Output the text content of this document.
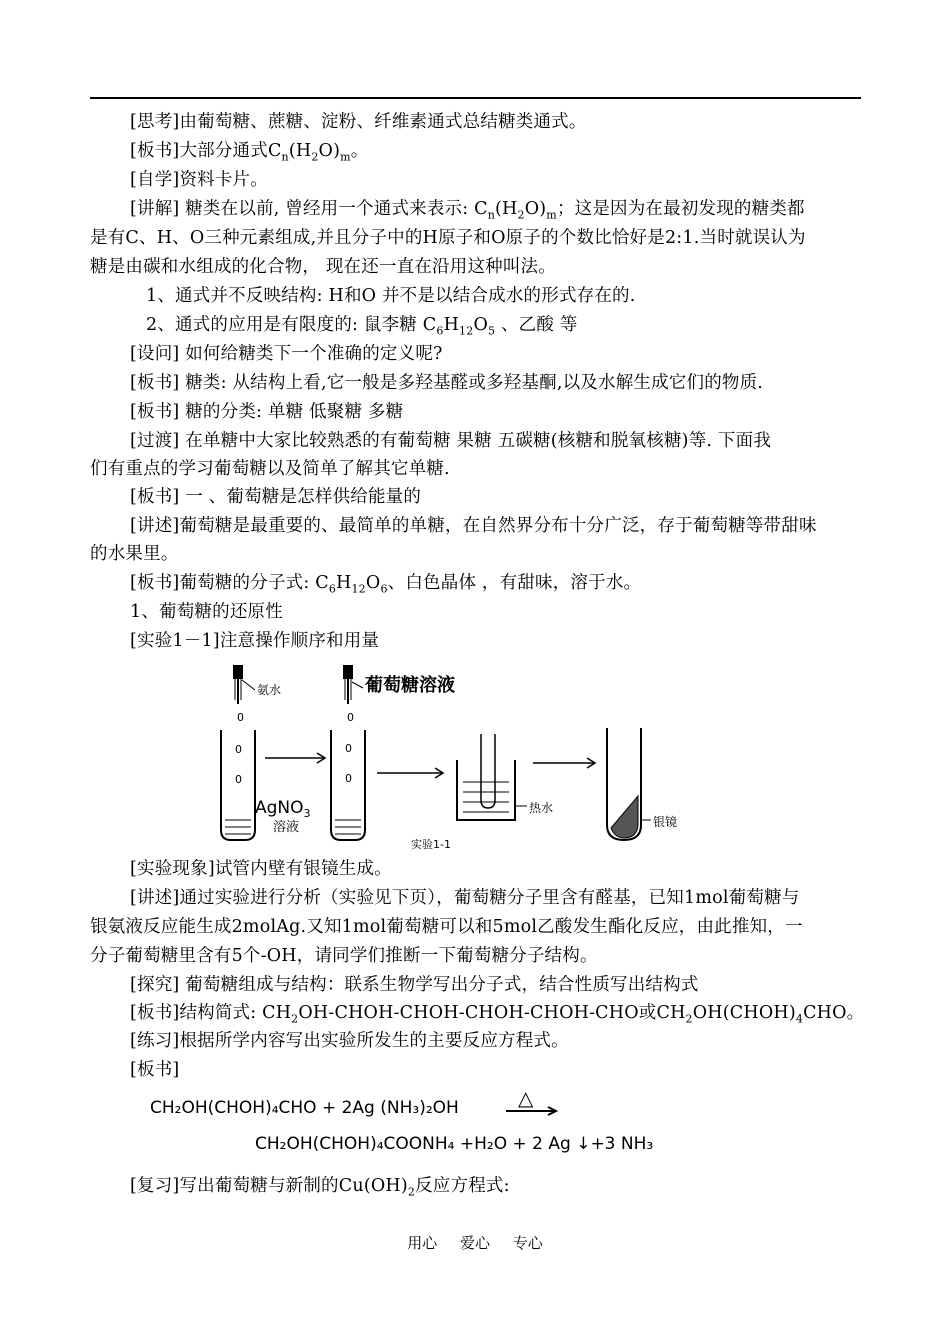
[思考]由葡萄糖、蔗糖、淀粉、纤维素通式总结糖类通式。
[板书]大部分通式$C_n(H_2O)_m$。
[自学]资料卡片。
[讲解] 糖类在以前, 曾经用一个通式来表示: $C_n(H_2O)_m$；这是因为在最初发现的糖类都
是有C、H、O三种元素组成,并且分子中的H原子和O原子的个数比恰好是2:1.当时就误认为
糖是由碳和水组成的化合物， 现在还一直在沿用这种叫法。
1、通式并不反映结构: H和O 并不是以结合成水的形式存在的.
2、通式的应用是有限度的: 鼠李糖 $C_6H_{12}O_5$ 、乙酸 等
[设问] 如何给糖类下一个准确的定义呢?
[板书] 糖类: 从结构上看,它一般是多羟基醛或多羟基酮,以及水解生成它们的物质.
[板书] 糖的分类: 单糖 低聚糖 多糖
[过渡] 在单糖中大家比较熟悉的有葡萄糖 果糖 五碳糖(核糖和脱氧核糖)等. 下面我
们有重点的学习葡萄糖以及简单了解其它单糖.
[板书] 一 、葡萄糖是怎样供给能量的
[讲述]葡萄糖是最重要的、最简单的单糖，在自然界分布十分广泛，存于葡萄糖等带甜味
的水果里。
[板书]葡萄糖的分子式: $C_6H_{12}O_6$、白色晶体 ，有甜味，溶于水。
1、葡萄糖的还原性
[实验1－1]注意操作顺序和用量
0
0
0
0
0
0
氨水	葡萄糖溶液
AgNO$_3$
溶液
热水
银镜
实验1-1
[实验现象]试管内壁有银镜生成。
[讲述]通过实验进行分析（实验见下页），葡萄糖分子里含有醛基，已知1mol葡萄糖与
银氨液反应能生成2molAg.又知1mol葡萄糖可以和5mol乙酸发生酯化反应，由此推知，一
分子葡萄糖里含有5个-OH，请同学们推断一下葡萄糖分子结构。
[探究] 葡萄糖组成与结构：联系生物学写出分子式，结合性质写出结构式
[板书]结构简式: $CH_2OH-CHOH-CHOH-CHOH-CHOH$-CHO或$CH_2OH(CHOH)_4CHO$。
[练习]根据所学内容写出实验所发生的主要反应方程式。
[板书]
CH₂OH(CHOH)₄CHO + 2Ag (NH₃)₂OH	△
CH₂OH(CHOH)₄COONH₄ +H₂O + 2 Ag ↓+3 NH₃
[复习]写出葡萄糖与新制的$Cu(OH)_2$反应方程式:
用心 爱心 专心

| STATED PROBLEM |
Transcribe the records above exactly, leaving out every picture.

| CORRECT RESULT |
Output the text content of this document.
[思考]由葡萄糖、蔗糖、淀粉、纤维素通式总结糖类通式。
[板书]大部分通式$C_n(H_2O)_m$。
[自学]资料卡片。
[讲解] 糖类在以前, 曾经用一个通式来表示: $C_n(H_2O)_m$；这是因为在最初发现的糖类都
是有C、H、O三种元素组成,并且分子中的H原子和O原子的个数比恰好是2:1.当时就误认为
糖是由碳和水组成的化合物， 现在还一直在沿用这种叫法。
1、通式并不反映结构: H和O 并不是以结合成水的形式存在的.
2、通式的应用是有限度的: 鼠李糖 $C_6H_{12}O_5$ 、乙酸 等
[设问] 如何给糖类下一个准确的定义呢?
[板书] 糖类: 从结构上看,它一般是多羟基醛或多羟基酮,以及水解生成它们的物质.
[板书] 糖的分类: 单糖 低聚糖 多糖
[过渡] 在单糖中大家比较熟悉的有葡萄糖 果糖 五碳糖(核糖和脱氧核糖)等. 下面我
们有重点的学习葡萄糖以及简单了解其它单糖.
[板书] 一 、葡萄糖是怎样供给能量的
[讲述]葡萄糖是最重要的、最简单的单糖，在自然界分布十分广泛，存于葡萄糖等带甜味
的水果里。
[板书]葡萄糖的分子式: $C_6H_{12}O_6$、白色晶体 ，有甜味，溶于水。
1、葡萄糖的还原性
[实验1－1]注意操作顺序和用量
0
0
0
0
0
0
氨水	葡萄糖溶液
AgNO$_3$
溶液
热水
银镜
实验1-1
[实验现象]试管内壁有银镜生成。
[讲述]通过实验进行分析（实验见下页），葡萄糖分子里含有醛基，已知1mol葡萄糖与
银氨液反应能生成2molAg.又知1mol葡萄糖可以和5mol乙酸发生酯化反应，由此推知，一
分子葡萄糖里含有5个-OH，请同学们推断一下葡萄糖分子结构。
[探究] 葡萄糖组成与结构：联系生物学写出分子式，结合性质写出结构式
[板书]结构简式: $CH_2OH-CHOH-CHOH-CHOH-CHOH$-CHO或$CH_2OH(CHOH)_4CHO$。
[练习]根据所学内容写出实验所发生的主要反应方程式。
[板书]
CH₂OH(CHOH)₄CHO + 2Ag (NH₃)₂OH	△
CH₂OH(CHOH)₄COONH₄ +H₂O + 2 Ag ↓+3 NH₃
[复习]写出葡萄糖与新制的$Cu(OH)_2$反应方程式:
用心 爱心 专心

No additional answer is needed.